YOUR OBJECTIVE: Your task is to copy every line of the entries that contains "Package".

DATA SUPPLIED:
BEGIN

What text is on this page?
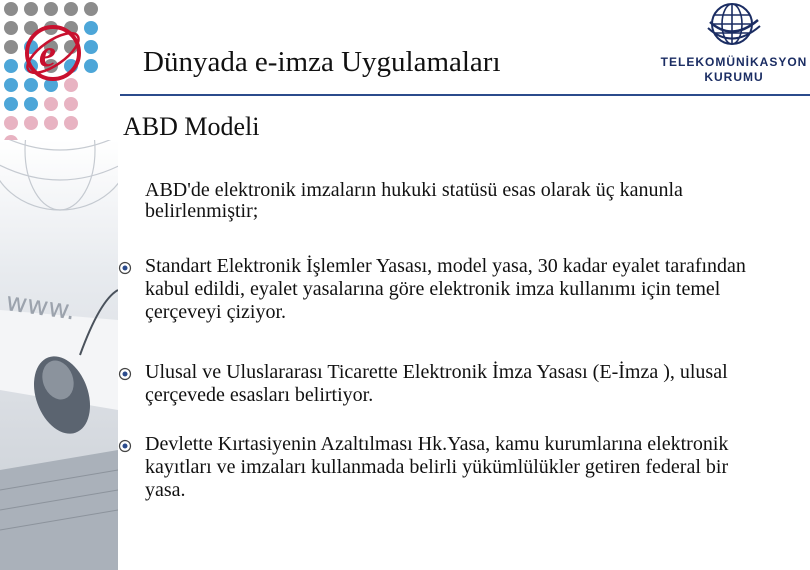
www.
e	Dünyada e-imza Uygulamaları	TELEKOMÜNİKASYON
KURUMU
ABD Modeli
ABD'de elektronik imzaların hukuki statüsü esas olarak üç kanunla belirlenmiştir;
Standart Elektronik İşlemler Yasası, model yasa, 30 kadar eyalet tarafından kabul edildi, eyalet yasalarına göre elektronik imza kullanımı için temel çerçeveyi çiziyor.
Ulusal ve Uluslararası Ticarette Elektronik İmza Yasası (E-İmza ), ulusal çerçevede esasları belirtiyor.
Devlette Kırtasiyenin Azaltılması Hk.Yasa, kamu kurumlarına elektronik kayıtları ve imzaları kullanmada belirli yükümlülükler getiren federal bir yasa.
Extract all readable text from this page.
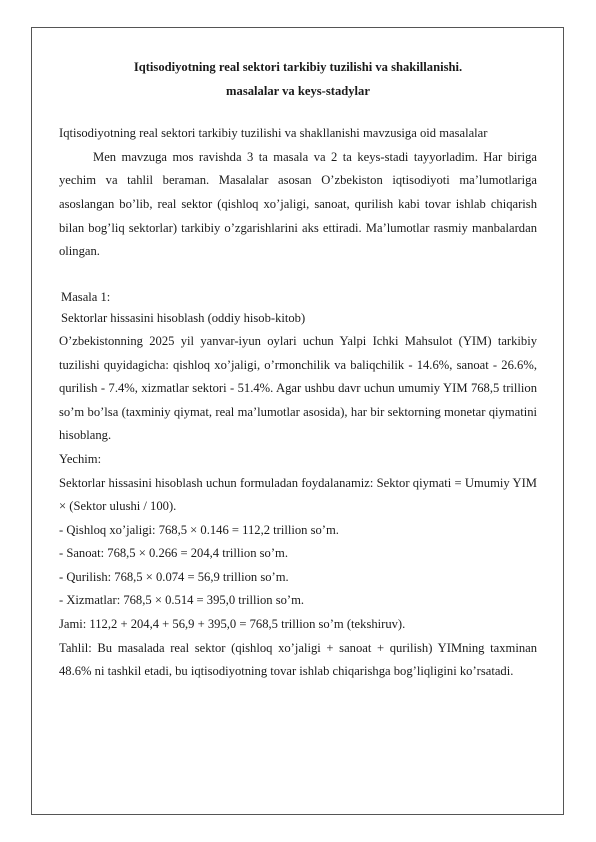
Iqtisodiyotning real sektori tarkibiy tuzilishi va shakillanishi.

masalalar va keys-stadylar

Iqtisodiyotning real sektori tarkibiy tuzilishi va shakllanishi mavzusiga oid masalalar

Men mavzuga mos ravishda 3 ta masala va 2 ta keys-stadi tayyorladim. Har biriga yechim va tahlil beraman. Masalalar asosan O’zbekiston iqtisodiyoti ma’lumotlariga asoslangan bo’lib, real sektor (qishloq xo’jaligi, sanoat, qurilish kabi tovar ishlab chiqarish bilan bog’liq sektorlar) tarkibiy o’zgarishlarini aks ettiradi. Ma’lumotlar rasmiy manbalardan olingan.

Masala 1:

Sektorlar hissasini hisoblash (oddiy hisob-kitob)

O’zbekistonning 2025 yil yanvar-iyun oylari uchun Yalpi Ichki Mahsulot (YIM) tarkibiy tuzilishi quyidagicha: qishloq xo’jaligi, o’rmonchilik va baliqchilik - 14.6%, sanoat - 26.6%, qurilish - 7.4%, xizmatlar sektori - 51.4%. Agar ushbu davr uchun umumiy YIM 768,5 trillion so’m bo’lsa (taxminiy qiymat, real ma’lumotlar asosida), har bir sektorning monetar qiymatini hisoblang.

Yechim:

Sektorlar hissasini hisoblash uchun formuladan foydalanamiz: Sektor qiymati = Umumiy YIM × (Sektor ulushi / 100).

- Qishloq xo’jaligi: 768,5 × 0.146 = 112,2 trillion so’m.

- Sanoat: 768,5 × 0.266 = 204,4 trillion so’m.

- Qurilish: 768,5 × 0.074 = 56,9 trillion so’m.

- Xizmatlar: 768,5 × 0.514 = 395,0 trillion so’m.

Jami: 112,2 + 204,4 + 56,9 + 395,0 = 768,5 trillion so’m (tekshiruv).

Tahlil: Bu masalada real sektor (qishloq xo’jaligi + sanoat + qurilish) YIMning taxminan 48.6% ni tashkil etadi, bu iqtisodiyotning tovar ishlab chiqarishga bog’liqligini ko’rsatadi.
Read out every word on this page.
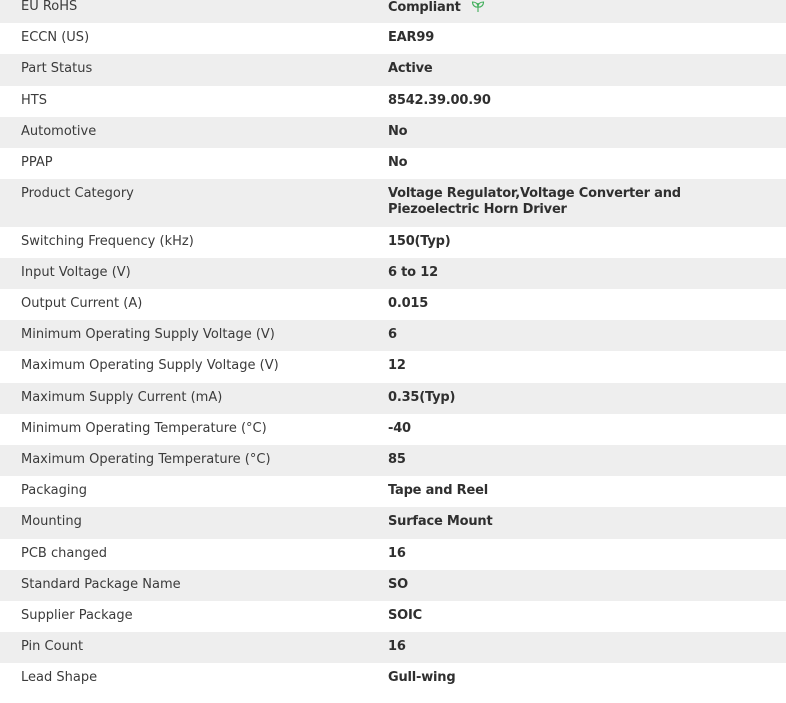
EU RoHS	Compliant
ECCN (US)	EAR99
Part Status	Active
HTS	8542.39.00.90
Automotive	No
PPAP	No
Product Category	Voltage Regulator,Voltage Converter and Piezoelectric Horn Driver
Switching Frequency (kHz)	150(Typ)
Input Voltage (V)	6 to 12
Output Current (A)	0.015
Minimum Operating Supply Voltage (V)	6
Maximum Operating Supply Voltage (V)	12
Maximum Supply Current (mA)	0.35(Typ)
Minimum Operating Temperature (°C)	-40
Maximum Operating Temperature (°C)	85
Packaging	Tape and Reel
Mounting	Surface Mount
PCB changed	16
Standard Package Name	SO
Supplier Package	SOIC
Pin Count	16
Lead Shape	Gull-wing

END

TASK SOLUTION:
Standard Package Name	SO
Supplier Package	SOIC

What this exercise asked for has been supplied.